Selected text:
###

As plenty of workers are telecommuting during COVID-19 pandemic, iDB has taken it upon itself to highlight some of the technologies and accessories that make remote work as enjoyable as humanly possible. In these challenging times, video conferencing has become the definite solution for keeping in touch not only with work colleagues but family and friend, too.
What we focused on
If you’re working from home, you’re no doubt painfully aware that Apple’s potato-quality cameras built into the Mac notebooks and some desktops, like the iMac, leave a lot to be desired in terms of resolution, picture quality, auto focus, adjustable settings and what not. That’s why I’ve tested two web cameras that promise to boost video conferences without breaking the bank: one is from Ausdom and the other from a company called Papalook.
I tested them on a MacBook Pro connected to my Thunderbolt Display in clamshell laptop mode. The cameras are based on the USB interface so they’re truly plug-and-play, but you’ll need third-party software to access the full range of manual controls (more on that later).
The devices worked perfectly in popular video-calling apps like FaceTime, Zoom, Skype, Google Hangout and QuickTime Player, and proved great for live-streaming to Twitch, YouTube Live, Facebook Live etc. They also support taking pictures. With the camera connected to my Mac, I simply set it as my video source in whatever video-chatting app I’m using at that moment.
The cameras are not Mac-specific: they work on other platforms without hiccups. For more info, check out our quick reviews of the Papalook PA452 and the Ausdom AF640.

###

Stored items

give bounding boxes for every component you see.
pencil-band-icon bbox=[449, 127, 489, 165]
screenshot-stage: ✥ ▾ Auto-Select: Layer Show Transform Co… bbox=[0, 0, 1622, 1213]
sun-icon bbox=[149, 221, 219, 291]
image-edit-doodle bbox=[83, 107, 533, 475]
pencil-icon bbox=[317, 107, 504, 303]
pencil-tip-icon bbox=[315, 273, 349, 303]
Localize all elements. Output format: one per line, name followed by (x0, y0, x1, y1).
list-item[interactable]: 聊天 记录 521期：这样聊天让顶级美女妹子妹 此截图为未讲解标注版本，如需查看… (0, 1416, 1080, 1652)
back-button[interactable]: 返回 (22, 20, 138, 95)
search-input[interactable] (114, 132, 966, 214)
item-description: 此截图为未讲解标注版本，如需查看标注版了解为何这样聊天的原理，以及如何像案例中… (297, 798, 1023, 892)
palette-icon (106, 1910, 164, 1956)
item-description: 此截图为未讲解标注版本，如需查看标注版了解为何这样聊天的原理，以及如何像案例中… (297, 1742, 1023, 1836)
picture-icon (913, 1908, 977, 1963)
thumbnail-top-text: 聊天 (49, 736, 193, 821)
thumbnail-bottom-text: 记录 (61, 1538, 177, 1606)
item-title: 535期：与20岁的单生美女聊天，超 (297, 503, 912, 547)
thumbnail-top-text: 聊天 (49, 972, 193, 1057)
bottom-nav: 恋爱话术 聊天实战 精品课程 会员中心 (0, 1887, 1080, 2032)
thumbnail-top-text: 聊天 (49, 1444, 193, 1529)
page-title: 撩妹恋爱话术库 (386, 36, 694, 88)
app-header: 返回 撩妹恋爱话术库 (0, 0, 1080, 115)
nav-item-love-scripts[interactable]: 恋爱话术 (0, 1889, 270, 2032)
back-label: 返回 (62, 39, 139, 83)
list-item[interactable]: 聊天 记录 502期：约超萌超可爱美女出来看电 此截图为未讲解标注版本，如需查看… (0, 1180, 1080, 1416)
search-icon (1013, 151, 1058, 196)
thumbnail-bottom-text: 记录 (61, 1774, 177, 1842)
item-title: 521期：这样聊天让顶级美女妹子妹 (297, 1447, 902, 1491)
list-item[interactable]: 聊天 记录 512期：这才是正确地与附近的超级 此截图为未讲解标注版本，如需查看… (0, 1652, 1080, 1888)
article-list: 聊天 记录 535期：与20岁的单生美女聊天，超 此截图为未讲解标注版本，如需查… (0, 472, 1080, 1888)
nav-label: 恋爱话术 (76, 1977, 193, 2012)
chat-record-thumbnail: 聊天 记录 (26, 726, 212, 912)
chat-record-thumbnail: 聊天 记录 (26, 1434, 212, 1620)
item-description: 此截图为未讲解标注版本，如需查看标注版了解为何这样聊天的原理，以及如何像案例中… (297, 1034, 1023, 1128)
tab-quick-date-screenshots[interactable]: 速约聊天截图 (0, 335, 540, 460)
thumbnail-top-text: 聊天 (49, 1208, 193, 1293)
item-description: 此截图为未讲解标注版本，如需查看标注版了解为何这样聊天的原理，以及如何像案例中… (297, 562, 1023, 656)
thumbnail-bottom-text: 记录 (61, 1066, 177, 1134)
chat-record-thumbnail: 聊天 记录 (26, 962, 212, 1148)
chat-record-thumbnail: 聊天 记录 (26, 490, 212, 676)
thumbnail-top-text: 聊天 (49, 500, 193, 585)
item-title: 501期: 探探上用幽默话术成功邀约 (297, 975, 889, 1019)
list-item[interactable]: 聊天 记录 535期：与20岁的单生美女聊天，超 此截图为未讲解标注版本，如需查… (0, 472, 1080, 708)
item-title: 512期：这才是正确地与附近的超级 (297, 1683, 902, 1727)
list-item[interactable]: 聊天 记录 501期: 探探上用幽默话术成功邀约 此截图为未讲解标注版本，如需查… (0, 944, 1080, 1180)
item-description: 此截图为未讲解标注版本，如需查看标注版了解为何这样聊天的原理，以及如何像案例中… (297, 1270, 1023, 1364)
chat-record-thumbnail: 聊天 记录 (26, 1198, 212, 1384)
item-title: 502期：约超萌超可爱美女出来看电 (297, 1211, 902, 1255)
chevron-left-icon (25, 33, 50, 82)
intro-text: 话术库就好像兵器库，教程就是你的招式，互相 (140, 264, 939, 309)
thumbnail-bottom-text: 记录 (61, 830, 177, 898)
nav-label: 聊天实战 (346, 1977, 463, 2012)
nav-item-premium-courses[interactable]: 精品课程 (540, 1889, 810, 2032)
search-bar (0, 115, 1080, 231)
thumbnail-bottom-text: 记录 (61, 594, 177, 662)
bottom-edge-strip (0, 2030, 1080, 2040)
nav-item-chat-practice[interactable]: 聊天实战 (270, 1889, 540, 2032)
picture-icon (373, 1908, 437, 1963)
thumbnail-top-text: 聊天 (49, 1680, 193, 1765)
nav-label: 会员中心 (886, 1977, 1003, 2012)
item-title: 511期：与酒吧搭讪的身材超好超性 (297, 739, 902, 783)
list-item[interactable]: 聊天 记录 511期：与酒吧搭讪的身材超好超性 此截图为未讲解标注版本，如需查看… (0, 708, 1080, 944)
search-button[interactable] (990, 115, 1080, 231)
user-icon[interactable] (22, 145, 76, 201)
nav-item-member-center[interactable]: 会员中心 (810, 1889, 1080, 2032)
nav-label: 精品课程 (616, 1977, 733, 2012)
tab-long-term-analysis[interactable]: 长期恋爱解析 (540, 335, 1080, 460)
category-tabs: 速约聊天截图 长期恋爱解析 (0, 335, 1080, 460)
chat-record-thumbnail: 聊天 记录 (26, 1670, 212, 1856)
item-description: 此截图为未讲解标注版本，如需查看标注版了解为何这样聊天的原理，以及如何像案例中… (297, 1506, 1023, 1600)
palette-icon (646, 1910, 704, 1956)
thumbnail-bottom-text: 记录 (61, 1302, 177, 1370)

###

Pick up the article on webcams for working from home right after its last sentence and keep writing it.

Released in March, this one captures 1080p video at thirty frames per second. It’s got a five-layer film-coated optical glass lens and features a large 2.0 aperture to capture more light. Papalook claims the PA452 delivers first-class shots even in 5 lux lighting conditions. In my experience, light sensitivity could be better although that’s dependent on the user’s specific environment— for optimal results, ensure you’re in a well-lit room.
For security purposes, the front LEDs light up to indicate that the camera is recording.
I’ve found automatic low-light correction to be hit and miss, but you can fine-tune it manually to match your current lighting conditions. My biggest gripe is lack of auto-focus so you’ll need to adjust it manually via the focus ring to match subject distance. I also couldn’t get the small on/off switch on the back to work properly on my Mac — the camera would continue streaming so I had to unplug it from my computer’s USB port in order to turn it off completely.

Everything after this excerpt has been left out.